Data provided:
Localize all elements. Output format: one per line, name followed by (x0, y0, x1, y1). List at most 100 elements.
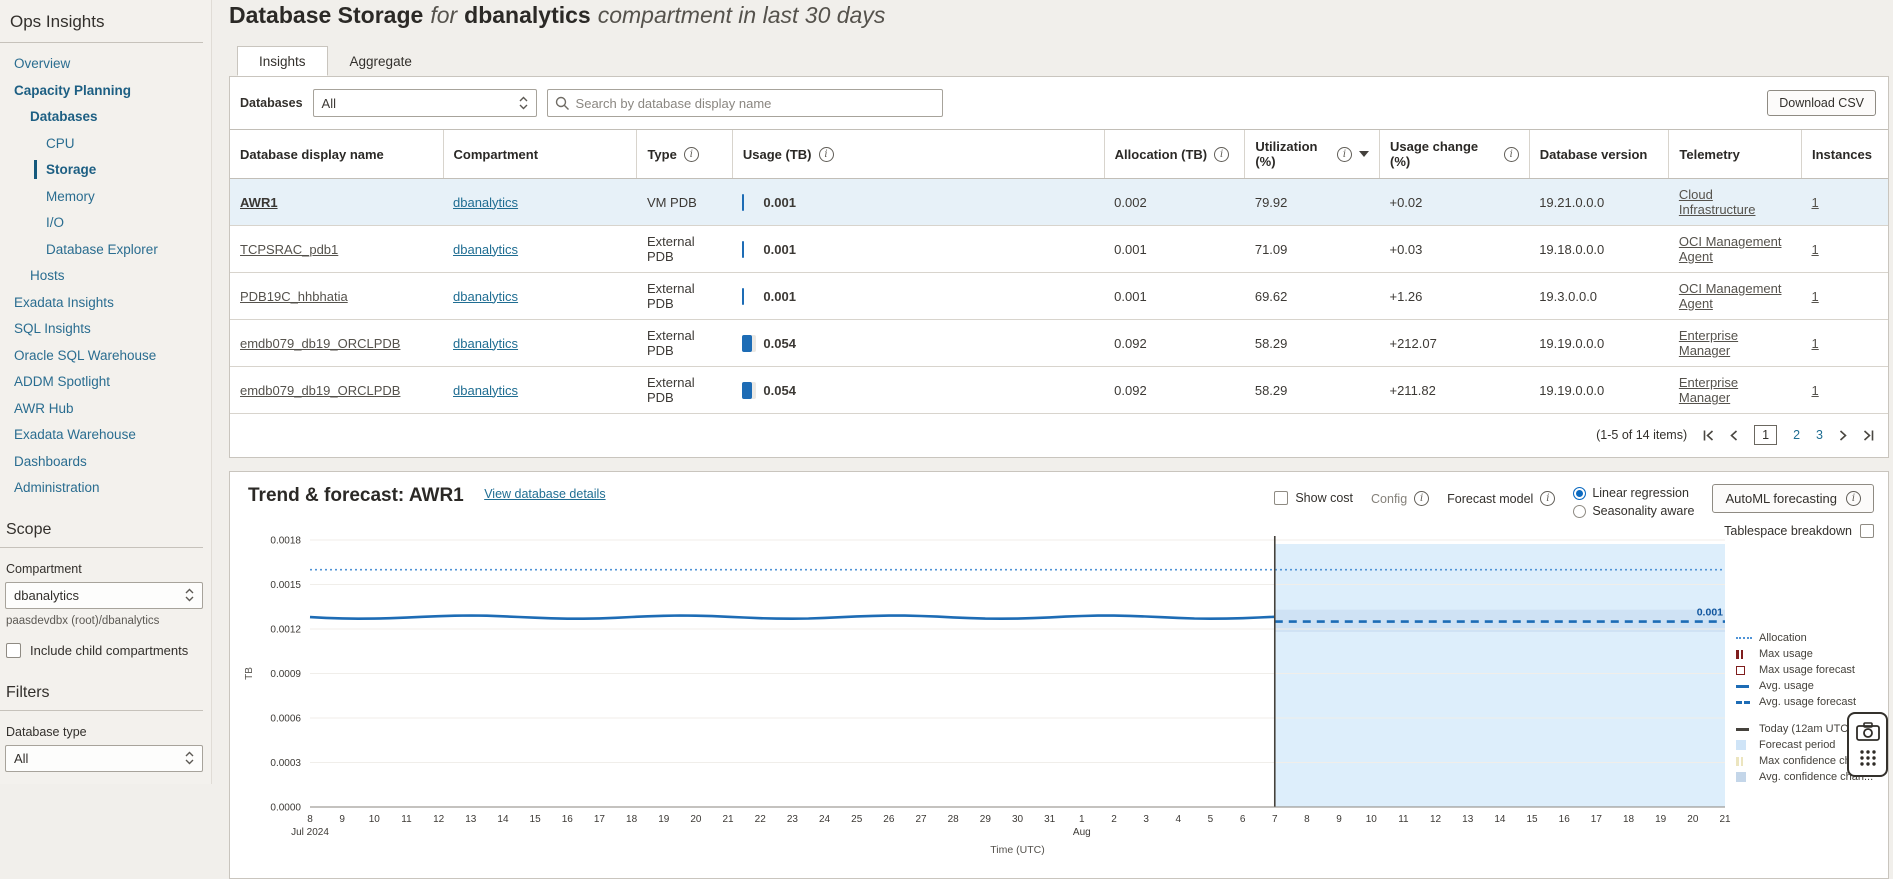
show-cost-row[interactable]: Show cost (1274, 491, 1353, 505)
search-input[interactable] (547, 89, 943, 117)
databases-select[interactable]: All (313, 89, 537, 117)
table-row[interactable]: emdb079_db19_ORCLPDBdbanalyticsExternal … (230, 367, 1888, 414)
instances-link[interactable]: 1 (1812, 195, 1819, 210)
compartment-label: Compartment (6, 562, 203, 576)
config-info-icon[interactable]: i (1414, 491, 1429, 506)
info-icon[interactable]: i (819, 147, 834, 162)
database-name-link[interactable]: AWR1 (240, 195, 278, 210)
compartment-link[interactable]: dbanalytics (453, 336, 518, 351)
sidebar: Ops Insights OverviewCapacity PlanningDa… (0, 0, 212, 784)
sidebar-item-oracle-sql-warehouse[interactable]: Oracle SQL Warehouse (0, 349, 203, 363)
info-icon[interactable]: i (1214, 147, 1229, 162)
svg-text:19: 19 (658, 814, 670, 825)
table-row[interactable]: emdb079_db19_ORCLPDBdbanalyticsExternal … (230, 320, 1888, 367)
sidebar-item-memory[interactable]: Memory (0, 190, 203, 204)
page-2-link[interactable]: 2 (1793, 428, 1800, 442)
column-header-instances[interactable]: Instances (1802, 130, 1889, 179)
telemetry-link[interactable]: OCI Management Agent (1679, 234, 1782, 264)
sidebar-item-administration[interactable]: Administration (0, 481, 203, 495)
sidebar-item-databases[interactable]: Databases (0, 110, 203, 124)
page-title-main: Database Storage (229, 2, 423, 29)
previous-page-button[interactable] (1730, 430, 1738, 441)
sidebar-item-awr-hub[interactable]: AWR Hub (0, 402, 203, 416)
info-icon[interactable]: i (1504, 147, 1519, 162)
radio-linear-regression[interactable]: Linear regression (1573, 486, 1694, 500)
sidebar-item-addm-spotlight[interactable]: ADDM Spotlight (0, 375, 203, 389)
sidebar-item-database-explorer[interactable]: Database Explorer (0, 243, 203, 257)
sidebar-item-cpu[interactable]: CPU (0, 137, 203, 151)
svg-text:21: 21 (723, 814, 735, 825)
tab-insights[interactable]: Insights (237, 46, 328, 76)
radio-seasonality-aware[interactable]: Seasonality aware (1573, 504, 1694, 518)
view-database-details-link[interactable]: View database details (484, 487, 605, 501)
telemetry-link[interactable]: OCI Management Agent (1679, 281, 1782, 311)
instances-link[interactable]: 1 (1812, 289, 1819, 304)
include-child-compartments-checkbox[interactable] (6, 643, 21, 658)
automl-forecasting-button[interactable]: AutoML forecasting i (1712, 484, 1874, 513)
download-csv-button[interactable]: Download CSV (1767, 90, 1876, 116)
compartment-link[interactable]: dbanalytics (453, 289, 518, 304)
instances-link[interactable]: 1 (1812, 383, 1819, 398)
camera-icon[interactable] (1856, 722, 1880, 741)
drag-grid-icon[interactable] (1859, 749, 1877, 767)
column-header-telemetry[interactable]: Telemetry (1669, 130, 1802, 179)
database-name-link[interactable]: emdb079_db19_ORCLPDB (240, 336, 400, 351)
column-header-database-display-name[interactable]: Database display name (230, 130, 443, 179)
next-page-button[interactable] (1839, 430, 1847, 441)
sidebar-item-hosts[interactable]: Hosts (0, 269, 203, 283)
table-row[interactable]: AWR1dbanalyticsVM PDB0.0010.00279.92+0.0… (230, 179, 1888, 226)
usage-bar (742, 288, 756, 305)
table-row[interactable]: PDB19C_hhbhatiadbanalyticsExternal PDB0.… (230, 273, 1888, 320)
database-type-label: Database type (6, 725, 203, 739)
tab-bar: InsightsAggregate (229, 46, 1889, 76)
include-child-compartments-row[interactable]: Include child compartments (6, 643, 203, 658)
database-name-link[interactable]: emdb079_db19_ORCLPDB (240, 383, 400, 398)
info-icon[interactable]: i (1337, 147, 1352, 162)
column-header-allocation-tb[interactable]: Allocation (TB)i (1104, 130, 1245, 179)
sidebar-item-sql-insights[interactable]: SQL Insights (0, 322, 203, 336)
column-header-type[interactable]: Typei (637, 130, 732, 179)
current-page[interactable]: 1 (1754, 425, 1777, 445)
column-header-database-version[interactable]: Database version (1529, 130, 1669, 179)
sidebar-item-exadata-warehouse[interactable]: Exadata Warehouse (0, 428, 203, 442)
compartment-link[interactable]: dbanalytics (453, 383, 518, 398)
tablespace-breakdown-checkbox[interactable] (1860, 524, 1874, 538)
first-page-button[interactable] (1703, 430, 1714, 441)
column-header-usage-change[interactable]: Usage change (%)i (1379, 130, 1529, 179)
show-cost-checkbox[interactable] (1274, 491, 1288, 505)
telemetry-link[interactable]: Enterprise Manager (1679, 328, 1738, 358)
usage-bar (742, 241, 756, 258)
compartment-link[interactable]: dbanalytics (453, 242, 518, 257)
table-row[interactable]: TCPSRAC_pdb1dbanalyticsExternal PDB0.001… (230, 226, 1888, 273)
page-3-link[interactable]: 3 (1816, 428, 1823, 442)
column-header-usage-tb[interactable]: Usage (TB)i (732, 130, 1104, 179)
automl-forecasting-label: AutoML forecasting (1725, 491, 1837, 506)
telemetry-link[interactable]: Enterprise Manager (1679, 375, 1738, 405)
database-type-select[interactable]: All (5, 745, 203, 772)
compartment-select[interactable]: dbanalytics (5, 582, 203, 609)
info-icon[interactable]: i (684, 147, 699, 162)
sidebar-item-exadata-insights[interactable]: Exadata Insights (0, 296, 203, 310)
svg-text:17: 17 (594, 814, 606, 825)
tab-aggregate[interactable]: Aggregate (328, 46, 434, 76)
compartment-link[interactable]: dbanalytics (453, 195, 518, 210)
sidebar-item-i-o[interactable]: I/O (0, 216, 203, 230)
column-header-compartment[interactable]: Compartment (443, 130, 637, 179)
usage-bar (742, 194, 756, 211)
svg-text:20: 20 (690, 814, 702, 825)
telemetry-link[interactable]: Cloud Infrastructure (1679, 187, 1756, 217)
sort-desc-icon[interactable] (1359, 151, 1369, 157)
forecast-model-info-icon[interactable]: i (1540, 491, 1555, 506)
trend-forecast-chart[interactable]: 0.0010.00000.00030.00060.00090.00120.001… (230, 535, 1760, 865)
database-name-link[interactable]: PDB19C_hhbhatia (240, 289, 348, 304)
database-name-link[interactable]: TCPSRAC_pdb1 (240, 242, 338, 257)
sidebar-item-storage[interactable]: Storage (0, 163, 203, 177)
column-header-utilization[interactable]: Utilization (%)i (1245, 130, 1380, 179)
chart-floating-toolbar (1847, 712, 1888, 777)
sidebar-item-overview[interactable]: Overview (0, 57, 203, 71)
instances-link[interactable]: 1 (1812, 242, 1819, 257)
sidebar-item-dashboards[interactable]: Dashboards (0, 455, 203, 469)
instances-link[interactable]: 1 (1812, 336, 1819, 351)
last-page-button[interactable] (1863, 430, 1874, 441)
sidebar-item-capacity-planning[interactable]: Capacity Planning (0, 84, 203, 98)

--

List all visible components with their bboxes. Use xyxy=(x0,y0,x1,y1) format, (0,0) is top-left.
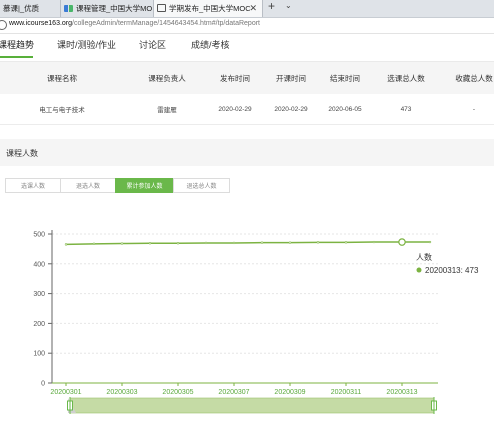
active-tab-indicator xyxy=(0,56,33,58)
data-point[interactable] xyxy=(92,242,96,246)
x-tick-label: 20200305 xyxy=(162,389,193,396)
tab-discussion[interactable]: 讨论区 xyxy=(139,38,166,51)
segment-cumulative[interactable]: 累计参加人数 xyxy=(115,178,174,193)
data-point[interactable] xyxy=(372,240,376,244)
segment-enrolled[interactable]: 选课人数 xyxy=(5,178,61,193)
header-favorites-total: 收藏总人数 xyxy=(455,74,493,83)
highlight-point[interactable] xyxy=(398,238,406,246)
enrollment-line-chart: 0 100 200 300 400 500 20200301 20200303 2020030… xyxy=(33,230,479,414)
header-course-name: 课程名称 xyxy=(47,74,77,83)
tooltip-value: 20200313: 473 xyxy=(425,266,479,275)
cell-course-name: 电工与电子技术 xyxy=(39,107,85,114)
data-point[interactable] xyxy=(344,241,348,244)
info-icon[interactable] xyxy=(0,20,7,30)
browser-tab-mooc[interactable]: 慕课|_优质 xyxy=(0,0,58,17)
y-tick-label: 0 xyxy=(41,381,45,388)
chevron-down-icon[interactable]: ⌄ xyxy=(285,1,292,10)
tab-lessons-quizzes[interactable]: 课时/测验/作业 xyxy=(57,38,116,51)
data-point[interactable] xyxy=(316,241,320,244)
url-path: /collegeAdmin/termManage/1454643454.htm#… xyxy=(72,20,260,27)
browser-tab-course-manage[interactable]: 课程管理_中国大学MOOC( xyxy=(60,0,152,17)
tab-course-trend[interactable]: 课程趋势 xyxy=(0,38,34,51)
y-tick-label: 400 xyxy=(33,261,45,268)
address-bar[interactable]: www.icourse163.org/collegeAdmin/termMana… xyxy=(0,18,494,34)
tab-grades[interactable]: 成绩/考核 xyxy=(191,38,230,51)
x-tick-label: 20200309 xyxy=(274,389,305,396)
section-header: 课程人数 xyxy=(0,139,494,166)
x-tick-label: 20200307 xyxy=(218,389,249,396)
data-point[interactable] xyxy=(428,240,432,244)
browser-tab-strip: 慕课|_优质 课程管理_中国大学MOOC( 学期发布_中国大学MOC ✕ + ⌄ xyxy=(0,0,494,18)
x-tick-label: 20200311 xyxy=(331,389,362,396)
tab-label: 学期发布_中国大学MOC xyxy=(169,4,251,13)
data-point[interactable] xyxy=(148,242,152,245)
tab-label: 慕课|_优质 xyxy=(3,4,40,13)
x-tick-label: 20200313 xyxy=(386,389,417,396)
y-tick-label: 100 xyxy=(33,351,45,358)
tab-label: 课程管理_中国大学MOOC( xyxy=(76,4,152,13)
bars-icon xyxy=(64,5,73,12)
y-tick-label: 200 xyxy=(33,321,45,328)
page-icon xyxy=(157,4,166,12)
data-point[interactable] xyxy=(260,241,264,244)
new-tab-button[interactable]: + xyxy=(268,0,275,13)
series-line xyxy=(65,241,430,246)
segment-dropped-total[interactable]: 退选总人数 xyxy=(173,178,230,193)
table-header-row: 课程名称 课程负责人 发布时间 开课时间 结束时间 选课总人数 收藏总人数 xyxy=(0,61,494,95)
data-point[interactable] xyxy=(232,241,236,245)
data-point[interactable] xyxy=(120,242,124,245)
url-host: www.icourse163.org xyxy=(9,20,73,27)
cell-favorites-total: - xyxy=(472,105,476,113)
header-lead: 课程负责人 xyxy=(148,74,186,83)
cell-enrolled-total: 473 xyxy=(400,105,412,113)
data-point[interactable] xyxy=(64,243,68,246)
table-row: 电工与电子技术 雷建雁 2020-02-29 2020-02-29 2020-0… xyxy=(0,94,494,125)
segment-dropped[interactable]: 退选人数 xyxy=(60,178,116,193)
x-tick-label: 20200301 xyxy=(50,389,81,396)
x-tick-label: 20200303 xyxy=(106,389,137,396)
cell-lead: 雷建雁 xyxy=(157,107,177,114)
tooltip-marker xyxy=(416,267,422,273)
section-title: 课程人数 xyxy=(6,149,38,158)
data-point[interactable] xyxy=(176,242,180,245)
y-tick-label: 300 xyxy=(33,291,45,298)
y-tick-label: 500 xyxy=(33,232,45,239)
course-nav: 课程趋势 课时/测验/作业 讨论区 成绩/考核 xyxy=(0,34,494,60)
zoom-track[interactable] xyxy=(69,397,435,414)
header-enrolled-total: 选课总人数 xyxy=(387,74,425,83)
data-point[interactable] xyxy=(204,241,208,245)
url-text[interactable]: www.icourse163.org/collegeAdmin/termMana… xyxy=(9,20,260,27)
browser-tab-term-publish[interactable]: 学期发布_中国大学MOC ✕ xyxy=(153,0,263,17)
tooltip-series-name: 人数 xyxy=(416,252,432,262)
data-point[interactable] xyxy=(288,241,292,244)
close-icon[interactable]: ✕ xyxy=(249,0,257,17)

Problem details: Return, without alteration, every line of the listing from the line containing "active-tab-indicator xyxy=(0,56,33,58)" down to the line containing "x-tick-label: 20200313 xyxy=(386,389,417,396)", including both of those lines.

Output for this exercise:
active-tab-indicator xyxy=(0,56,33,58)
data-point[interactable] xyxy=(92,242,96,246)
x-tick-label: 20200305 xyxy=(162,389,193,396)
tab-discussion[interactable]: 讨论区 xyxy=(139,38,166,51)
segment-cumulative[interactable]: 累计参加人数 xyxy=(115,178,174,193)
data-point[interactable] xyxy=(372,240,376,244)
segment-enrolled[interactable]: 选课人数 xyxy=(5,178,61,193)
header-favorites-total: 收藏总人数 xyxy=(455,74,493,83)
highlight-point[interactable] xyxy=(398,238,406,246)
enrollment-line-chart: 0 100 200 300 400 500 20200301 20200303 2020030… xyxy=(33,230,479,414)
header-course-name: 课程名称 xyxy=(47,74,77,83)
tooltip-value: 20200313: 473 xyxy=(425,266,479,275)
cell-course-name: 电工与电子技术 xyxy=(39,107,85,114)
data-point[interactable] xyxy=(344,241,348,244)
info-icon[interactable] xyxy=(0,20,7,30)
browser-tab-mooc[interactable]: 慕课|_优质 xyxy=(0,0,58,17)
y-tick-label: 0 xyxy=(41,381,45,388)
chevron-down-icon[interactable]: ⌄ xyxy=(285,1,292,10)
tab-lessons-quizzes[interactable]: 课时/测验/作业 xyxy=(57,38,116,51)
data-point[interactable] xyxy=(316,241,320,244)
url-path: /collegeAdmin/termManage/1454643454.htm#… xyxy=(72,20,260,27)
browser-tab-course-manage[interactable]: 课程管理_中国大学MOOC( xyxy=(60,0,152,17)
tab-course-trend[interactable]: 课程趋势 xyxy=(0,38,34,51)
y-tick-label: 400 xyxy=(33,261,45,268)
address-bar[interactable]: www.icourse163.org/collegeAdmin/termMana… xyxy=(0,18,494,34)
tab-grades[interactable]: 成绩/考核 xyxy=(191,38,230,51)
x-tick-label: 20200309 xyxy=(274,389,305,396)
section-header: 课程人数 xyxy=(0,139,494,166)
x-tick-label: 20200307 xyxy=(218,389,249,396)
data-point[interactable] xyxy=(428,240,432,244)
browser-tab-strip: 慕课|_优质 课程管理_中国大学MOOC( 学期发布_中国大学MOC ✕ + ⌄ xyxy=(0,0,494,18)
x-tick-label: 20200311 xyxy=(331,389,362,396)
tab-label: 学期发布_中国大学MOC xyxy=(169,4,251,13)
data-point[interactable] xyxy=(148,242,152,245)
tab-label: 慕课|_优质 xyxy=(3,4,40,13)
x-tick-label: 20200313 xyxy=(386,389,417,396)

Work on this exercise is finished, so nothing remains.